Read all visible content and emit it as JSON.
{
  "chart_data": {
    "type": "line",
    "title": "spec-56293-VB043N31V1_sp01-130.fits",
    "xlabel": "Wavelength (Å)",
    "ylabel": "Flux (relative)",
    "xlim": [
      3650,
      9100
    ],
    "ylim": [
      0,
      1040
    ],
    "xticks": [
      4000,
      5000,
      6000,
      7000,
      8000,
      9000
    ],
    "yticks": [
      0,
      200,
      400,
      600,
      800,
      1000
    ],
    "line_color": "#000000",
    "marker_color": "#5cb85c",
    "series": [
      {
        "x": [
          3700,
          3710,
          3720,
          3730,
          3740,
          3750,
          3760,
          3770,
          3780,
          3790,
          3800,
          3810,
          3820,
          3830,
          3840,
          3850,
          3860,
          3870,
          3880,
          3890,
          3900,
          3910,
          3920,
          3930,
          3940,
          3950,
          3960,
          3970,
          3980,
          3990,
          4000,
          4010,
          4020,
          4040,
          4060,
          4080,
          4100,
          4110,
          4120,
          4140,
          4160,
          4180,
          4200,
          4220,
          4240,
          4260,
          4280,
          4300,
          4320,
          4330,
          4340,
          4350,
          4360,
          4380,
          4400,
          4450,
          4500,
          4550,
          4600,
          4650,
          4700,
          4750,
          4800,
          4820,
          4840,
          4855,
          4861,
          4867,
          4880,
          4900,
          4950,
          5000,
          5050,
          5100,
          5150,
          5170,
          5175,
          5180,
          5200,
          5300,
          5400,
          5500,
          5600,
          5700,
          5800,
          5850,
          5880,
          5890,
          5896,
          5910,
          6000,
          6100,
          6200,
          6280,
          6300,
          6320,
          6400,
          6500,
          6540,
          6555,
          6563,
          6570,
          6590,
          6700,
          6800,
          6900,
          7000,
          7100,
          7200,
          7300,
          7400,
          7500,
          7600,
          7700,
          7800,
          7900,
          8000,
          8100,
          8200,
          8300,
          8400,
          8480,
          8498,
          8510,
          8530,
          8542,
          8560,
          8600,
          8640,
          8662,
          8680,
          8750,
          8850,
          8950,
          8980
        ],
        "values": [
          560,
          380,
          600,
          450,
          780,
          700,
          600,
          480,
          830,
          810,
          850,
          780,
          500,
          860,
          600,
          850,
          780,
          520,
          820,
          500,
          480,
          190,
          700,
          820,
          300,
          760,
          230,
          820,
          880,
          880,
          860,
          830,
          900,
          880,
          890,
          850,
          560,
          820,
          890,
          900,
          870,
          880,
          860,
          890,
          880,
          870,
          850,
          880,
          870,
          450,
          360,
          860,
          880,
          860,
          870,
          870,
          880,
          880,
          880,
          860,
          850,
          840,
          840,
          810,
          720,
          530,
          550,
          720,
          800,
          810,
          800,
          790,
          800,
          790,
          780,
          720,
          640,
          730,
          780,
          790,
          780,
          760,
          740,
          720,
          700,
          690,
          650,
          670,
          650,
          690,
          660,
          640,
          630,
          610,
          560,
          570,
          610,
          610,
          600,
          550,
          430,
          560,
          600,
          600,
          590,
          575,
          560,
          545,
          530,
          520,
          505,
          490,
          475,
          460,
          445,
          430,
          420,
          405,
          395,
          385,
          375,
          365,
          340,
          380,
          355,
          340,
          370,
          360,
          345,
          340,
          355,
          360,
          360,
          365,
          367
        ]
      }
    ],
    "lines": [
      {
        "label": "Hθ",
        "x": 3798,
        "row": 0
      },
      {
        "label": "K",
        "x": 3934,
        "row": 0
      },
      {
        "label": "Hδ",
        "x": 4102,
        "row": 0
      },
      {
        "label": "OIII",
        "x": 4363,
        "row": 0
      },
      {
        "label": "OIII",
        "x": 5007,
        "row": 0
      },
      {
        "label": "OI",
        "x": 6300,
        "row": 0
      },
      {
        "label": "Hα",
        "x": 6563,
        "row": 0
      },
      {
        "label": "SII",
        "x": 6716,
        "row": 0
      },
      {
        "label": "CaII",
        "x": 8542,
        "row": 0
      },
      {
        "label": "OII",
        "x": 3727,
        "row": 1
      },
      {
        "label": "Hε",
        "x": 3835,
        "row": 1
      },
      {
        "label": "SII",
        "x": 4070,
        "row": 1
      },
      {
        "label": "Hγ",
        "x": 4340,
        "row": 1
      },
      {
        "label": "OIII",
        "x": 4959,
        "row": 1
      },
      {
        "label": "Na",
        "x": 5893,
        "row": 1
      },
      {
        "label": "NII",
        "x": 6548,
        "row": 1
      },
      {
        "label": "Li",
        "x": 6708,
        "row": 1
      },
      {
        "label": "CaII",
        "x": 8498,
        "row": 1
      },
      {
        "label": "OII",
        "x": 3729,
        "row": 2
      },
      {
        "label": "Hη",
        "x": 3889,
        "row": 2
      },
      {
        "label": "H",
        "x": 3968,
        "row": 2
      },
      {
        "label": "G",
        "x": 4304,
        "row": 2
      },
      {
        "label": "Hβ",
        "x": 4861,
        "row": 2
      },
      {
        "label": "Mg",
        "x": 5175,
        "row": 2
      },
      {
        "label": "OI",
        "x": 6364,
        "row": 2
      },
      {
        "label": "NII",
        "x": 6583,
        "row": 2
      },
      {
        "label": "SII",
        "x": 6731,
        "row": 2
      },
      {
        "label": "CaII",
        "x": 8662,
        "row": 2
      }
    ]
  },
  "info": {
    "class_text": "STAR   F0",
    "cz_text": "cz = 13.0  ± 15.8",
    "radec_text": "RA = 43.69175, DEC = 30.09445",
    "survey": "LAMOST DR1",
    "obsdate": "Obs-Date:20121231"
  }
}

What to produce – Set down all of the records shown above once more, exactly.

Worked answer –
Read all visible content and emit it as JSON.
{
  "chart_data": {
    "type": "line",
    "title": "spec-56293-VB043N31V1_sp01-130.fits",
    "xlabel": "Wavelength (Å)",
    "ylabel": "Flux (relative)",
    "xlim": [
      3650,
      9100
    ],
    "ylim": [
      0,
      1040
    ],
    "xticks": [
      4000,
      5000,
      6000,
      7000,
      8000,
      9000
    ],
    "yticks": [
      0,
      200,
      400,
      600,
      800,
      1000
    ],
    "line_color": "#000000",
    "marker_color": "#5cb85c",
    "series": [
      {
        "x": [
          3700,
          3710,
          3720,
          3730,
          3740,
          3750,
          3760,
          3770,
          3780,
          3790,
          3800,
          3810,
          3820,
          3830,
          3840,
          3850,
          3860,
          3870,
          3880,
          3890,
          3900,
          3910,
          3920,
          3930,
          3940,
          3950,
          3960,
          3970,
          3980,
          3990,
          4000,
          4010,
          4020,
          4040,
          4060,
          4080,
          4100,
          4110,
          4120,
          4140,
          4160,
          4180,
          4200,
          4220,
          4240,
          4260,
          4280,
          4300,
          4320,
          4330,
          4340,
          4350,
          4360,
          4380,
          4400,
          4450,
          4500,
          4550,
          4600,
          4650,
          4700,
          4750,
          4800,
          4820,
          4840,
          4855,
          4861,
          4867,
          4880,
          4900,
          4950,
          5000,
          5050,
          5100,
          5150,
          5170,
          5175,
          5180,
          5200,
          5300,
          5400,
          5500,
          5600,
          5700,
          5800,
          5850,
          5880,
          5890,
          5896,
          5910,
          6000,
          6100,
          6200,
          6280,
          6300,
          6320,
          6400,
          6500,
          6540,
          6555,
          6563,
          6570,
          6590,
          6700,
          6800,
          6900,
          7000,
          7100,
          7200,
          7300,
          7400,
          7500,
          7600,
          7700,
          7800,
          7900,
          8000,
          8100,
          8200,
          8300,
          8400,
          8480,
          8498,
          8510,
          8530,
          8542,
          8560,
          8600,
          8640,
          8662,
          8680,
          8750,
          8850,
          8950,
          8980
        ],
        "values": [
          560,
          380,
          600,
          450,
          780,
          700,
          600,
          480,
          830,
          810,
          850,
          780,
          500,
          860,
          600,
          850,
          780,
          520,
          820,
          500,
          480,
          190,
          700,
          820,
          300,
          760,
          230,
          820,
          880,
          880,
          860,
          830,
          900,
          880,
          890,
          850,
          560,
          820,
          890,
          900,
          870,
          880,
          860,
          890,
          880,
          870,
          850,
          880,
          870,
          450,
          360,
          860,
          880,
          860,
          870,
          870,
          880,
          880,
          880,
          860,
          850,
          840,
          840,
          810,
          720,
          530,
          550,
          720,
          800,
          810,
          800,
          790,
          800,
          790,
          780,
          720,
          640,
          730,
          780,
          790,
          780,
          760,
          740,
          720,
          700,
          690,
          650,
          670,
          650,
          690,
          660,
          640,
          630,
          610,
          560,
          570,
          610,
          610,
          600,
          550,
          430,
          560,
          600,
          600,
          590,
          575,
          560,
          545,
          530,
          520,
          505,
          490,
          475,
          460,
          445,
          430,
          420,
          405,
          395,
          385,
          375,
          365,
          340,
          380,
          355,
          340,
          370,
          360,
          345,
          340,
          355,
          360,
          360,
          365,
          367
        ]
      }
    ],
    "lines": [
      {
        "label": "Hθ",
        "x": 3798,
        "row": 0
      },
      {
        "label": "K",
        "x": 3934,
        "row": 0
      },
      {
        "label": "Hδ",
        "x": 4102,
        "row": 0
      },
      {
        "label": "OIII",
        "x": 4363,
        "row": 0
      },
      {
        "label": "OIII",
        "x": 5007,
        "row": 0
      },
      {
        "label": "OI",
        "x": 6300,
        "row": 0
      },
      {
        "label": "Hα",
        "x": 6563,
        "row": 0
      },
      {
        "label": "SII",
        "x": 6716,
        "row": 0
      },
      {
        "label": "CaII",
        "x": 8542,
        "row": 0
      },
      {
        "label": "OII",
        "x": 3727,
        "row": 1
      },
      {
        "label": "Hε",
        "x": 3835,
        "row": 1
      },
      {
        "label": "SII",
        "x": 4070,
        "row": 1
      },
      {
        "label": "Hγ",
        "x": 4340,
        "row": 1
      },
      {
        "label": "OIII",
        "x": 4959,
        "row": 1
      },
      {
        "label": "Na",
        "x": 5893,
        "row": 1
      },
      {
        "label": "NII",
        "x": 6548,
        "row": 1
      },
      {
        "label": "Li",
        "x": 6708,
        "row": 1
      },
      {
        "label": "CaII",
        "x": 8498,
        "row": 1
      },
      {
        "label": "OII",
        "x": 3729,
        "row": 2
      },
      {
        "label": "Hη",
        "x": 3889,
        "row": 2
      },
      {
        "label": "H",
        "x": 3968,
        "row": 2
      },
      {
        "label": "G",
        "x": 4304,
        "row": 2
      },
      {
        "label": "Hβ",
        "x": 4861,
        "row": 2
      },
      {
        "label": "Mg",
        "x": 5175,
        "row": 2
      },
      {
        "label": "OI",
        "x": 6364,
        "row": 2
      },
      {
        "label": "NII",
        "x": 6583,
        "row": 2
      },
      {
        "label": "SII",
        "x": 6731,
        "row": 2
      },
      {
        "label": "CaII",
        "x": 8662,
        "row": 2
      }
    ]
  },
  "info": {
    "class_text": "STAR   F0",
    "cz_text": "cz = 13.0  ± 15.8",
    "radec_text": "RA = 43.69175, DEC = 30.09445",
    "survey": "LAMOST DR1",
    "obsdate": "Obs-Date:20121231"
  }
}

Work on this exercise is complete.